> RECORD SET:

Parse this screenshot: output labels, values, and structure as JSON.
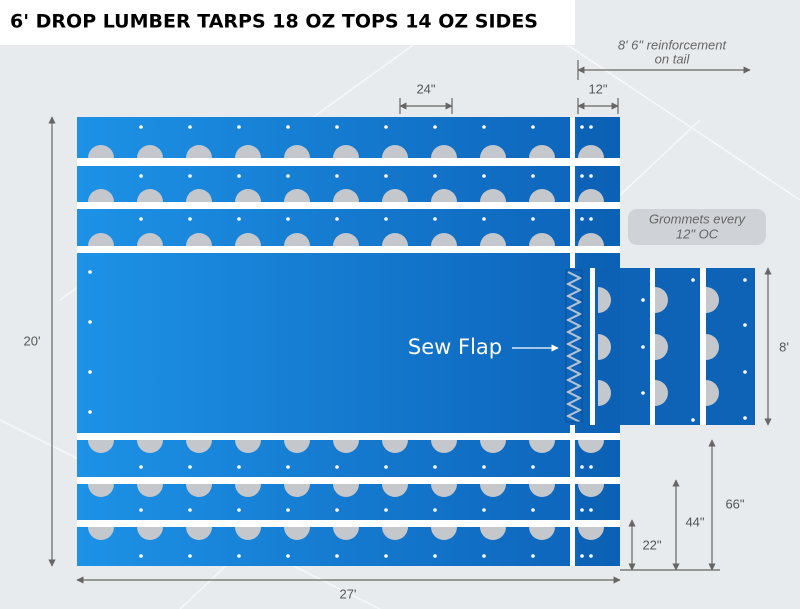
{
  "title": "6' DROP LUMBER TARPS  18 OZ TOPS 14 OZ SIDES",
  "reinforcement": [
    "8' 6\" reinforcement",
    "on tail"
  ],
  "grommet_spacing": "24\"",
  "tail_width": "12\"",
  "grommets_note": [
    "Grommets every",
    "12\" OC"
  ],
  "height": "20'",
  "width": "27'",
  "sew_flap": "Sew Flap",
  "flap_height": "8'",
  "drops": [
    "66\"",
    "44\"",
    "22\""
  ]
}
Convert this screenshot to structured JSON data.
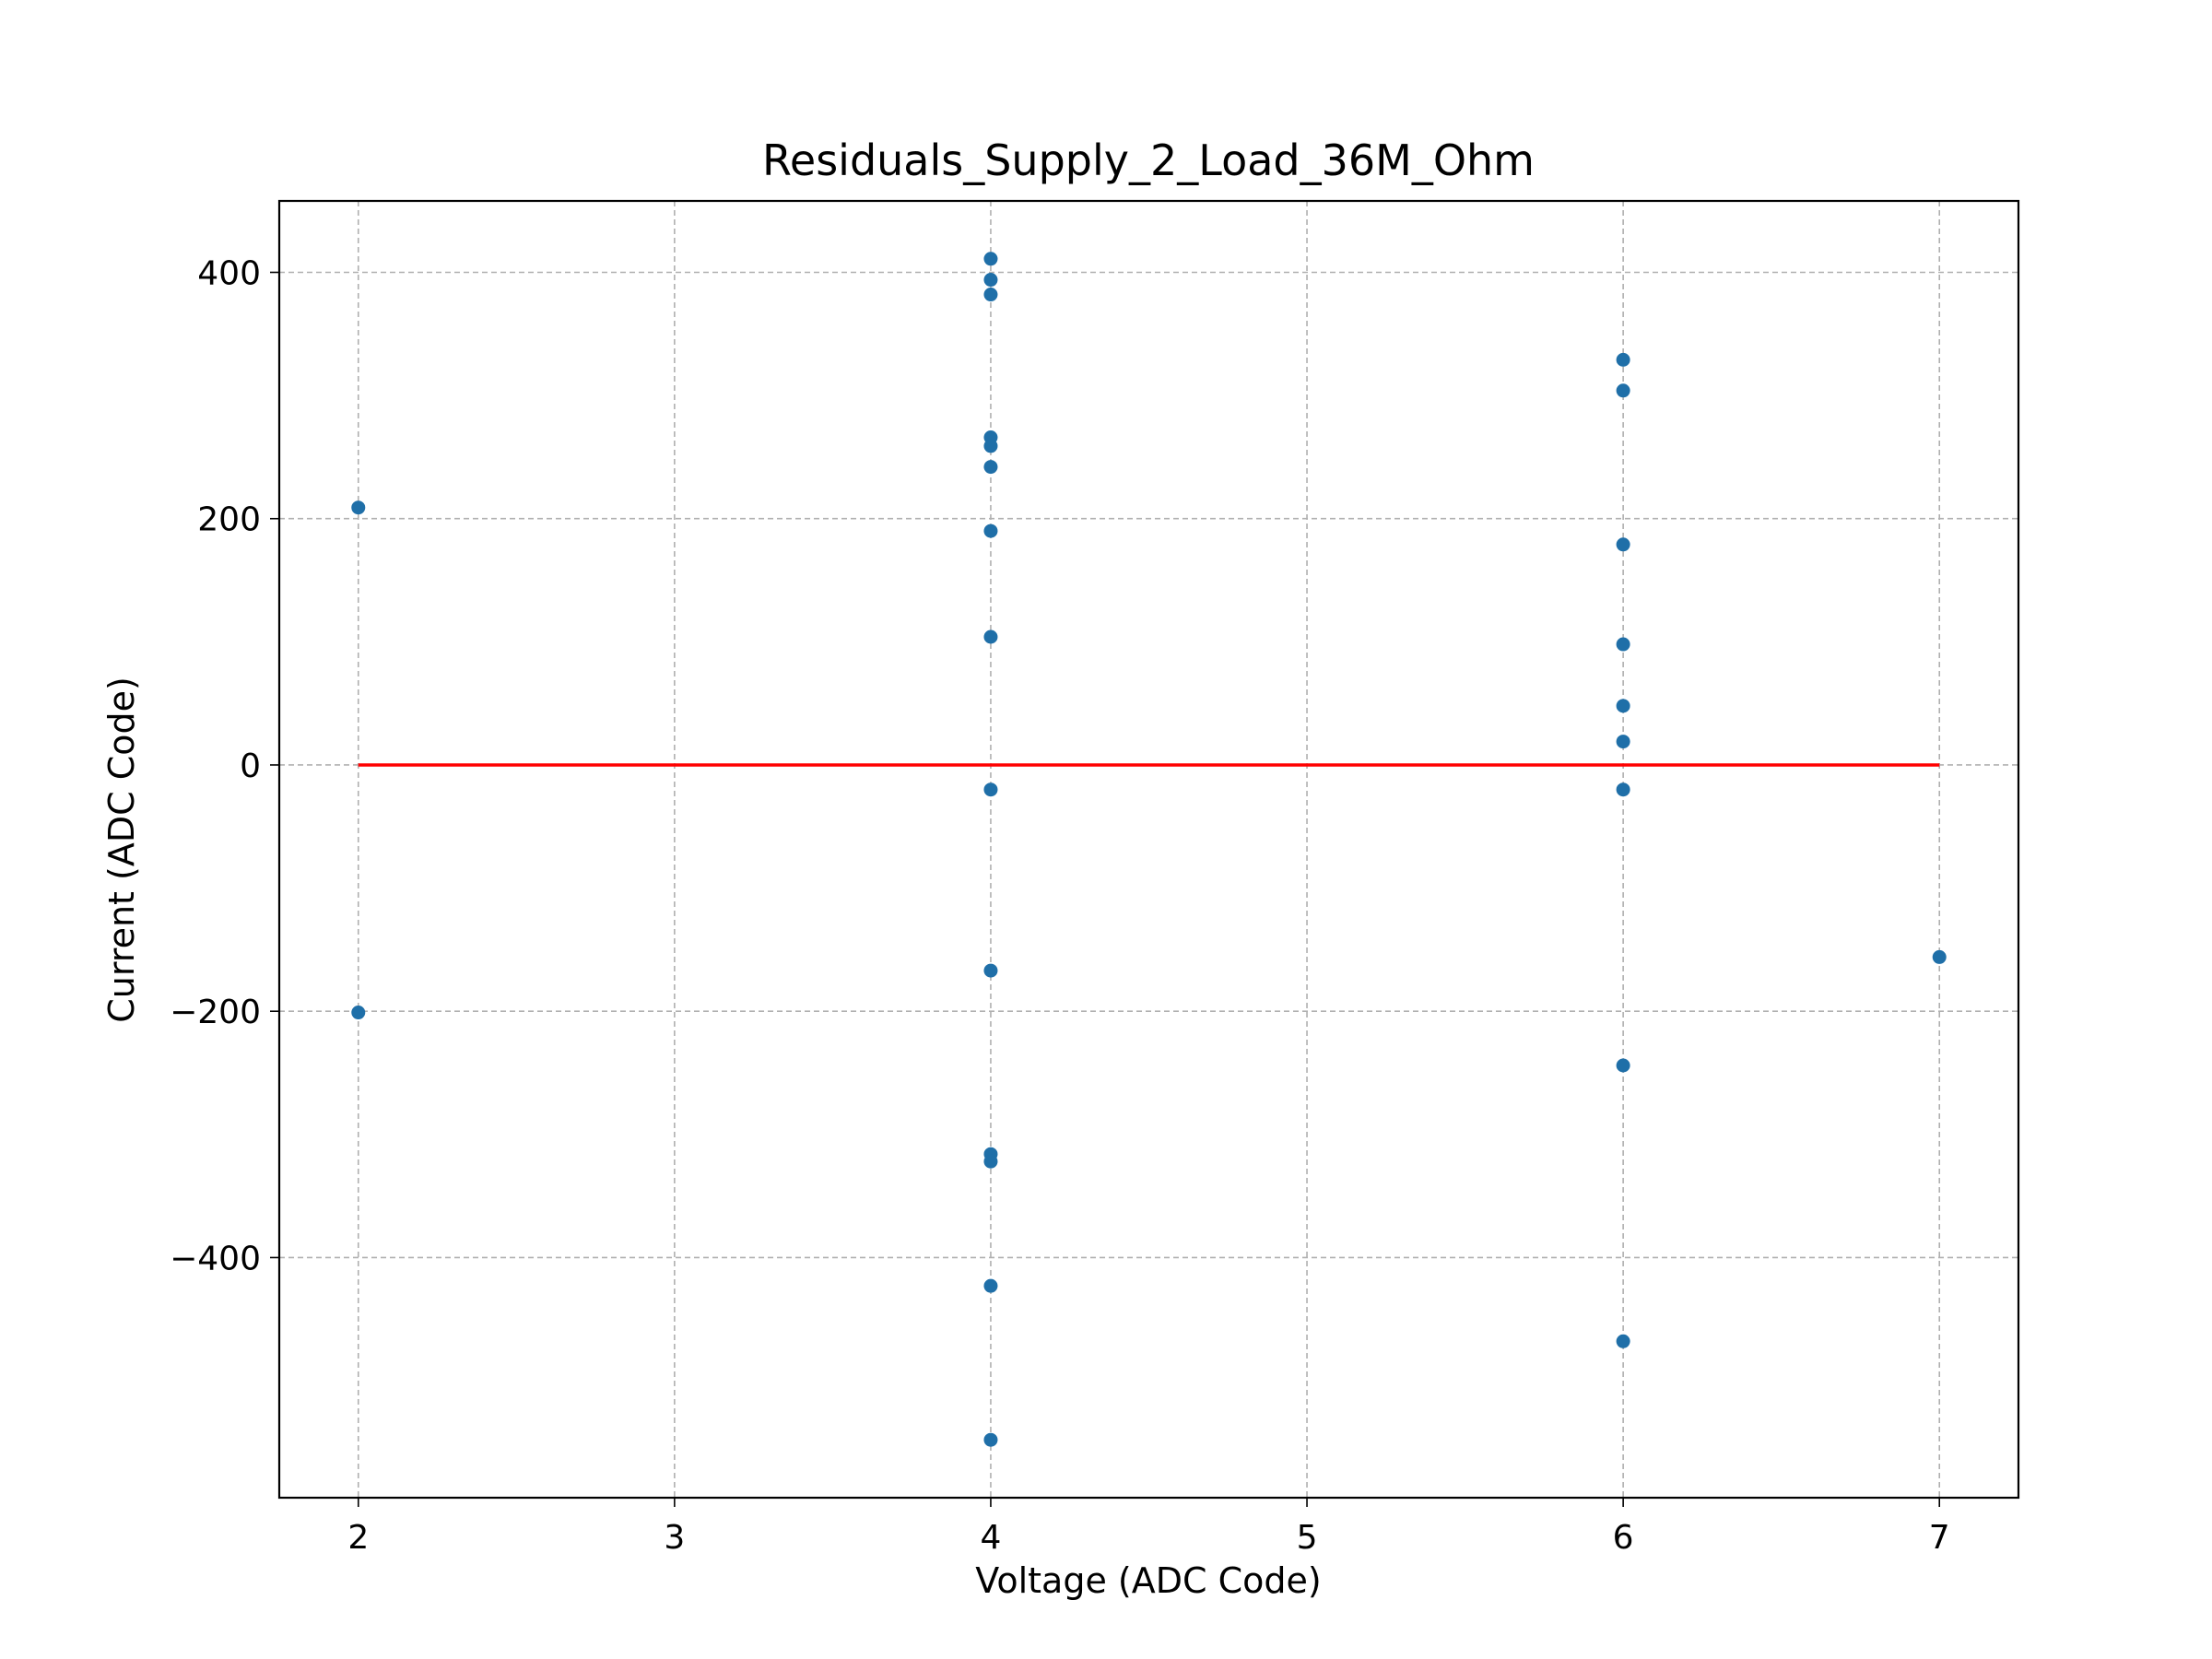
{
  "chart_data": {
    "type": "scatter",
    "title": "Residuals_Supply_2_Load_36M_Ohm",
    "xlabel": "Voltage (ADC Code)",
    "ylabel": "Current (ADC Code)",
    "xlim": [
      1.75,
      7.25
    ],
    "ylim": [
      -595,
      458
    ],
    "xticks": [
      2,
      3,
      4,
      5,
      6,
      7
    ],
    "xtick_labels": [
      "2",
      "3",
      "4",
      "5",
      "6",
      "7"
    ],
    "yticks": [
      -400,
      -200,
      0,
      200,
      400
    ],
    "ytick_labels": [
      "−400",
      "−200",
      "0",
      "200",
      "400"
    ],
    "grid": true,
    "point_color": "#1f6fa8",
    "reference_line": {
      "x": [
        2,
        7
      ],
      "y": [
        0,
        0
      ],
      "color": "#ff0000"
    },
    "points": [
      {
        "x": 2,
        "y": 209
      },
      {
        "x": 2,
        "y": -201
      },
      {
        "x": 4,
        "y": 411
      },
      {
        "x": 4,
        "y": 394
      },
      {
        "x": 4,
        "y": 382
      },
      {
        "x": 4,
        "y": 266
      },
      {
        "x": 4,
        "y": 259
      },
      {
        "x": 4,
        "y": 242
      },
      {
        "x": 4,
        "y": 190
      },
      {
        "x": 4,
        "y": 104
      },
      {
        "x": 4,
        "y": -20
      },
      {
        "x": 4,
        "y": -167
      },
      {
        "x": 4,
        "y": -316
      },
      {
        "x": 4,
        "y": -322
      },
      {
        "x": 4,
        "y": -423
      },
      {
        "x": 4,
        "y": -548
      },
      {
        "x": 6,
        "y": 329
      },
      {
        "x": 6,
        "y": 304
      },
      {
        "x": 6,
        "y": 179
      },
      {
        "x": 6,
        "y": 98
      },
      {
        "x": 6,
        "y": 48
      },
      {
        "x": 6,
        "y": 19
      },
      {
        "x": 6,
        "y": -20
      },
      {
        "x": 6,
        "y": -244
      },
      {
        "x": 6,
        "y": -468
      },
      {
        "x": 7,
        "y": -156
      }
    ]
  }
}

> WRITTEN PROBLEM: Lines containing the word "title" must all be returned from the material above.

> OUTPUT FOR THIS EXERCISE:
  "title": "6' DROP LUMBER TARPS  18 OZ TOPS 14 OZ SIDES",
    "title": "Residuals_Supply_2_Load_36M_Ohm",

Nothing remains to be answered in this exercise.